» Stated exercise: Locate the word "significant" in the entries below, then gather every line that holds it.

[Collection entries]
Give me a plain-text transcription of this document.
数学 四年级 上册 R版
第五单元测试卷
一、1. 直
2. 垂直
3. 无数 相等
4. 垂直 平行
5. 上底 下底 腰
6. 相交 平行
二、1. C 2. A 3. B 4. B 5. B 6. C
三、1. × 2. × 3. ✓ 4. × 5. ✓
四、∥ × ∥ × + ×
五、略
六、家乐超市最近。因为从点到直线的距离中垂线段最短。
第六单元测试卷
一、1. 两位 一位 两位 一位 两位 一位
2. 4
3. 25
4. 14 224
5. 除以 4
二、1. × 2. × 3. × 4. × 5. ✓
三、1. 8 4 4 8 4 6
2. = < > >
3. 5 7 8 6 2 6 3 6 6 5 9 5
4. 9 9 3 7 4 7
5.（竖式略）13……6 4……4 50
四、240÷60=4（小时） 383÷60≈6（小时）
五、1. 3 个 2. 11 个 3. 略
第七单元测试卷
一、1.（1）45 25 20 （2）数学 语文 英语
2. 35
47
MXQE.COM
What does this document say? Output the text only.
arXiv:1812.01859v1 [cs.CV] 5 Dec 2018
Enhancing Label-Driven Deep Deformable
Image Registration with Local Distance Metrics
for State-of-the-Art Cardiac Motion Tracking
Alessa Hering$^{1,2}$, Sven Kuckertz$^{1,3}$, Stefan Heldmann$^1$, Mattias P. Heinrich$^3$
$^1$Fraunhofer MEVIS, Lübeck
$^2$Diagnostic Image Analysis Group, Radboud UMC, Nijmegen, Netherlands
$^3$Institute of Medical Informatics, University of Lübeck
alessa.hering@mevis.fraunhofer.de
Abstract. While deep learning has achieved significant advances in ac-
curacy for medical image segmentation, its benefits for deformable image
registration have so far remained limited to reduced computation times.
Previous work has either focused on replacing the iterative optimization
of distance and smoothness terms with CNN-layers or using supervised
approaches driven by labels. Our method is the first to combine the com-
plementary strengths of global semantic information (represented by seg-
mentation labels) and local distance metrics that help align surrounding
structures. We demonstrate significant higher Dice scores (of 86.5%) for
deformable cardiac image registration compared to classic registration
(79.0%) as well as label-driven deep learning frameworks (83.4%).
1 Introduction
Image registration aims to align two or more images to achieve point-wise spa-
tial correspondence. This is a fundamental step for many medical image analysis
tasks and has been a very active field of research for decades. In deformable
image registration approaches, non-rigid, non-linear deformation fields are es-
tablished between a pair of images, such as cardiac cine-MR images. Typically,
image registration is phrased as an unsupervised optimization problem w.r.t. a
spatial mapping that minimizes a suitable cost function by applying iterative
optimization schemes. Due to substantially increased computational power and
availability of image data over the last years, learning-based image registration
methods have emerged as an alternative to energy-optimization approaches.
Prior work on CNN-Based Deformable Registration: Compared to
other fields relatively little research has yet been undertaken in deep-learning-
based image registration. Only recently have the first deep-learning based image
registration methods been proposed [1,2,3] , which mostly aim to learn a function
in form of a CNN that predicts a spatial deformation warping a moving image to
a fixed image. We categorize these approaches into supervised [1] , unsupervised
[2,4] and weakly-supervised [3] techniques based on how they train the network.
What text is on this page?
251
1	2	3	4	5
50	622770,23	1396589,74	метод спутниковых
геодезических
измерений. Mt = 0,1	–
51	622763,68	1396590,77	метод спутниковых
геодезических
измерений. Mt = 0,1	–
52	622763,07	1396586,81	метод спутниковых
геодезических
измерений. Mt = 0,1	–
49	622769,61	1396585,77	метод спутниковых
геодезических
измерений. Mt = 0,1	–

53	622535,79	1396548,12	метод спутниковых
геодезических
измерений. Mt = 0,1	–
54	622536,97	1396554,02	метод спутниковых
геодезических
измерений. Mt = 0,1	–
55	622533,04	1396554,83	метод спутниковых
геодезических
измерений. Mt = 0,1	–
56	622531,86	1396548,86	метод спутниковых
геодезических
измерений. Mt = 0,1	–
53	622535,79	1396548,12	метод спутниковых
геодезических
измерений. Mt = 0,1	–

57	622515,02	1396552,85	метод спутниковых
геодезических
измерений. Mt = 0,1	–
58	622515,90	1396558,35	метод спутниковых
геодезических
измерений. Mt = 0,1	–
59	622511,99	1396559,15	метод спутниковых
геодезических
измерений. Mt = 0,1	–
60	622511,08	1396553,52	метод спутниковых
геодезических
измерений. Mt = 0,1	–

» Result of this task:
Abstract. While deep learning has achieved significant advances in ac-
structures. We demonstrate significant higher Dice scores (of 86.5%) for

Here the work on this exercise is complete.